- _EXCERPTED PASSAGE_
* begin *

This trend has been welcomed and fostered by governments and their regulatory bodies, as part of the current ideological movement which originated during the Reagan-Thatcher era as an antidote designed to dismantle the Keynesian economic model which came into existence during the administration of Franklin Roosevelt. The heart of the current "Globalisation" agenda, which is the dismantling of the "New Deal", the exorcising of Woodrow Wilson, and the building of a New World Order akin to the mercantile model pre 1914, except it's wired and interconnected.

This poses two dilemmas.

The first is ideological: the increasing concentration and oligopolisation of the business is a very negation of the basic principles of capitalism and competition, where buyers ostensibly enforce discipline on the market by selecting the most efficient or best product and eschewing the uncompetitive one. It is the erection of an oligopoly or monopoly structure designed to ensure that the providers can dictate their own prices and conditions, and stamp out any potential entrants or competitors threatening not their existence, but their ability to dictate the terms of the market. In the words of investment banker Felix Rohatyn, it is a "betrayal of capitalism".

* end *

- _DATA RECORDS_
* begin *

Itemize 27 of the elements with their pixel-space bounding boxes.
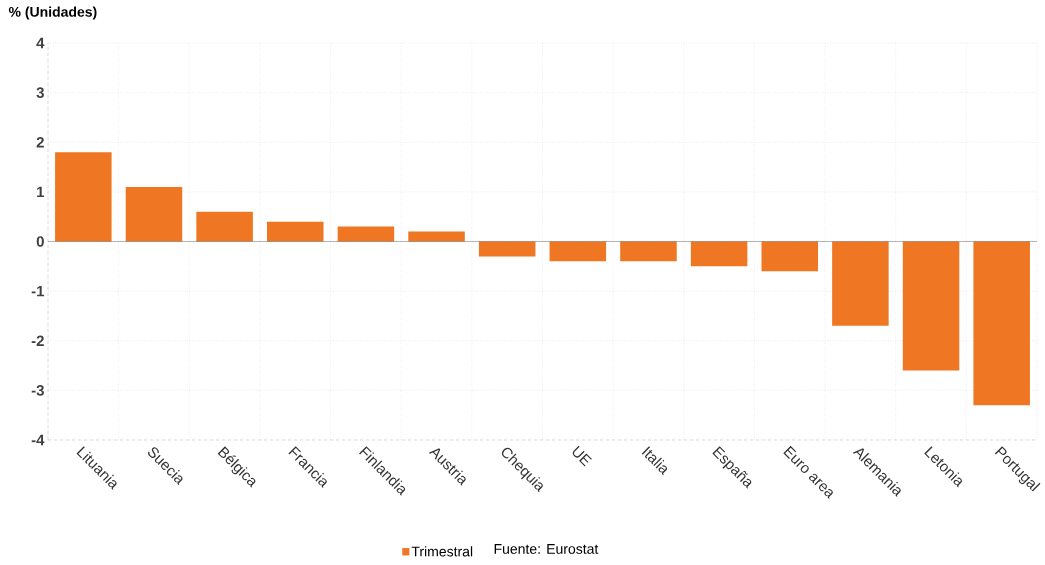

* end *
* begin *

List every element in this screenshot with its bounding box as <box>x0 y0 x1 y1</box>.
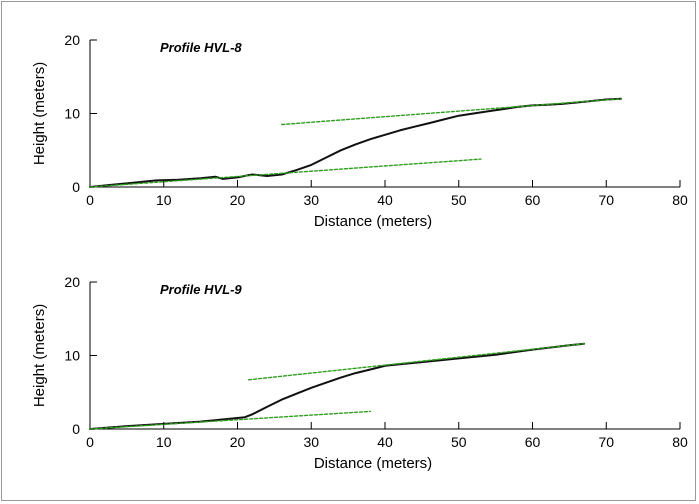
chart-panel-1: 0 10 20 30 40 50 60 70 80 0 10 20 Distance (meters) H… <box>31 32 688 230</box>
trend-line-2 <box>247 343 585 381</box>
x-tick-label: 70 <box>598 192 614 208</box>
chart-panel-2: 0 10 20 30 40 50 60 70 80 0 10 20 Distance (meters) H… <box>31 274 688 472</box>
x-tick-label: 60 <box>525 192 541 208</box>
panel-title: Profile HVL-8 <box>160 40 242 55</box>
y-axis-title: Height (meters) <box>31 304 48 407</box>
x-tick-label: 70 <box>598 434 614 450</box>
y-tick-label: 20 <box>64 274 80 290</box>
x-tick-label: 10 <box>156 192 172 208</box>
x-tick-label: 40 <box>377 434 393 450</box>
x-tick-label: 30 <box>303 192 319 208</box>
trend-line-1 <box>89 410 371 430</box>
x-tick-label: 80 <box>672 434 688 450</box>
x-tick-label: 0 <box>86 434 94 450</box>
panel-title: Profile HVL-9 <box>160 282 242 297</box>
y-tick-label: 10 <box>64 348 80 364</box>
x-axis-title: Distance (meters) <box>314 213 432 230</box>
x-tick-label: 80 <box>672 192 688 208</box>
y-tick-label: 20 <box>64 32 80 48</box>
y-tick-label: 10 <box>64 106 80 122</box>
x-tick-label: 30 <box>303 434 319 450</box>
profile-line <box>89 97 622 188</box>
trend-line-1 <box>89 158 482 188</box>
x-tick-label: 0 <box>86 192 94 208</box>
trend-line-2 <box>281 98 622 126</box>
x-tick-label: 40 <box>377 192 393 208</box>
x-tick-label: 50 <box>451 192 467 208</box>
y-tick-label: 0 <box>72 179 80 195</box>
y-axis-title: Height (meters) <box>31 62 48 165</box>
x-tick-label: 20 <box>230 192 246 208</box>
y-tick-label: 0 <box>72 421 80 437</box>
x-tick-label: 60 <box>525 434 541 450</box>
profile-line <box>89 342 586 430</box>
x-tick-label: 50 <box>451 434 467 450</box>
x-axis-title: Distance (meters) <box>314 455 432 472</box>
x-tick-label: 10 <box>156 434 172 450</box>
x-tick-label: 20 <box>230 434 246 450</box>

* end *

- _EXERCISE BRIEF_
Please transcribe the passage on market concentration from "This trend has" to "poses two dilemmas.". These lines were taken from a separate source.

- _REPLY_
This trend has been welcomed and fostered by governments and their regulatory bodies, as part of the current ideological movement which originated during the Reagan-Thatcher era as an antidote designed to dismantle the Keynesian economic model which came into existence during the administration of Franklin Roosevelt. The heart of the current "Globalisation" agenda, which is the dismantling of the "New Deal", the exorcising of Woodrow Wilson, and the building of a New World Order akin to the mercantile model pre 1914, except it's wired and interconnected.

This poses two dilemmas.